- The request: From the data that follows, report how many lines hold the string "Социальное", giving only the number.
***
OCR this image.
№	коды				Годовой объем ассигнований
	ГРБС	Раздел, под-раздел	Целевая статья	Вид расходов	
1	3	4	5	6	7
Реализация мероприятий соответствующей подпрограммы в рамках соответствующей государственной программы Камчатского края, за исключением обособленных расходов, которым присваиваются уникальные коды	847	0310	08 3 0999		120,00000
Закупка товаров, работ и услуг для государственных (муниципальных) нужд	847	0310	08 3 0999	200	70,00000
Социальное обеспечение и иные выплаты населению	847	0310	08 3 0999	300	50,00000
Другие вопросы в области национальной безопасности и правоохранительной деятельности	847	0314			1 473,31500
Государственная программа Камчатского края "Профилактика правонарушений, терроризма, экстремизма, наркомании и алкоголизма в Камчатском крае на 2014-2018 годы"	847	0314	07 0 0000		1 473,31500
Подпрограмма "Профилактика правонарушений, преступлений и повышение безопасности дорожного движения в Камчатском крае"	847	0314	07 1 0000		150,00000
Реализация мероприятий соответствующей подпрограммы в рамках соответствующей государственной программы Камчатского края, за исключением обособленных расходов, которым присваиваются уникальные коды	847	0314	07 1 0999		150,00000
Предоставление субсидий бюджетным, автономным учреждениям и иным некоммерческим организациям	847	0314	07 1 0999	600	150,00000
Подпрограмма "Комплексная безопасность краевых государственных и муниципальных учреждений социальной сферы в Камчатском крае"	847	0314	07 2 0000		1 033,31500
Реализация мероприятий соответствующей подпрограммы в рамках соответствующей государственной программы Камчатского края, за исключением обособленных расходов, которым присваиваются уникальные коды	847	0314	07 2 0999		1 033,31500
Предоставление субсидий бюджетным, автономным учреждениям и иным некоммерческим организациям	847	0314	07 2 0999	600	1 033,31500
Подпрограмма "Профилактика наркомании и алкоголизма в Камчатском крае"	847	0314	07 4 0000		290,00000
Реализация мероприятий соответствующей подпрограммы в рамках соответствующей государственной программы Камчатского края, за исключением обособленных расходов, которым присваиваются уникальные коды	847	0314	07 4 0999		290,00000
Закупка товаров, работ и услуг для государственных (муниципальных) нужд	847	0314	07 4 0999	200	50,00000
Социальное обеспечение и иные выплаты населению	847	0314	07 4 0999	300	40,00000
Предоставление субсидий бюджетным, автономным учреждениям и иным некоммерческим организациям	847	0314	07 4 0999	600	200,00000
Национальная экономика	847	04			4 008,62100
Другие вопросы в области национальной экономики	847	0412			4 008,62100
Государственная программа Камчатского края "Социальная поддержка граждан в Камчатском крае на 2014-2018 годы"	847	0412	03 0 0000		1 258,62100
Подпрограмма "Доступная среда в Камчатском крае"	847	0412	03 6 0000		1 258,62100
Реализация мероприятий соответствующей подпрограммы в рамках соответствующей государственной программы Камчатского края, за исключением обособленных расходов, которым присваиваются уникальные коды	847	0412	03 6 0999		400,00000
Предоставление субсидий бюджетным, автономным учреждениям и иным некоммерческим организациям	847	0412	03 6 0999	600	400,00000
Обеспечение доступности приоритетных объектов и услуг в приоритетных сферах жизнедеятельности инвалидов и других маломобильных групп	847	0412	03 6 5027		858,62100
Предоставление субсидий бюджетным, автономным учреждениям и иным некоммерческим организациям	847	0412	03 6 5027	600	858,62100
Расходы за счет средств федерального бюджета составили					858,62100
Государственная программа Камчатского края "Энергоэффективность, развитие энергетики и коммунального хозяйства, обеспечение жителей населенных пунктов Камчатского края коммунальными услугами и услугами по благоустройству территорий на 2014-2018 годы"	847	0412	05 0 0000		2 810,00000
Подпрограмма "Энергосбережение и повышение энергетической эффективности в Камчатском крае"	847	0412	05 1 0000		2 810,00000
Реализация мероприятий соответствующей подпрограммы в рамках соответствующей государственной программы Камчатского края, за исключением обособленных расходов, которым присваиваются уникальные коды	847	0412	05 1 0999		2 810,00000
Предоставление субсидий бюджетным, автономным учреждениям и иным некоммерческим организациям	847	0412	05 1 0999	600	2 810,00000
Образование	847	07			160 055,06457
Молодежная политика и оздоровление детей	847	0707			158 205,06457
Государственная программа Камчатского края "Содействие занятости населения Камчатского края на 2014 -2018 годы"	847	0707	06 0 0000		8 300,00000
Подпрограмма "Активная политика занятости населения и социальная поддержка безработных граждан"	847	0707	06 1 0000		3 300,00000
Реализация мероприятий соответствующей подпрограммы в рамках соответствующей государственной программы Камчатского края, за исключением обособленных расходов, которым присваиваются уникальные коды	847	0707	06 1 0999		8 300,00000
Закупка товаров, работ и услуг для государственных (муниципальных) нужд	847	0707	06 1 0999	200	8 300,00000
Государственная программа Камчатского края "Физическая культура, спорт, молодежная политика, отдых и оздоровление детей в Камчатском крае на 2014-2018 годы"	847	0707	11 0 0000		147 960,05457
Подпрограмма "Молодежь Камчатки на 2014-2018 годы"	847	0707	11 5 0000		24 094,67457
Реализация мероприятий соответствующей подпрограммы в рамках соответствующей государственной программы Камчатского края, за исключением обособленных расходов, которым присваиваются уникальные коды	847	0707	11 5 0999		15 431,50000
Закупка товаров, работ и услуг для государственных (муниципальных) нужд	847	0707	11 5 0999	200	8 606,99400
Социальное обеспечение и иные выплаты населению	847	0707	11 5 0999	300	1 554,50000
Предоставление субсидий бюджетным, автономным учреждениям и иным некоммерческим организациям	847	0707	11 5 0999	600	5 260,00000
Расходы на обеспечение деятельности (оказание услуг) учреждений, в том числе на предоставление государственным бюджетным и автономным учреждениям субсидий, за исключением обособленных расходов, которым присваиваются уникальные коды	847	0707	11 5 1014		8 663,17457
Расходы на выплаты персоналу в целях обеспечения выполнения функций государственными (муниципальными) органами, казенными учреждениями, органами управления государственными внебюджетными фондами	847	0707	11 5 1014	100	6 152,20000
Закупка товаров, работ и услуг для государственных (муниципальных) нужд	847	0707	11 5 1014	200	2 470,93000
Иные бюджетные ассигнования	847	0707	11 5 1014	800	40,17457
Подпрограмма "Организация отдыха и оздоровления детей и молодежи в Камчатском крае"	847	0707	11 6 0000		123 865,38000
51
***
- Result of this exercise: 3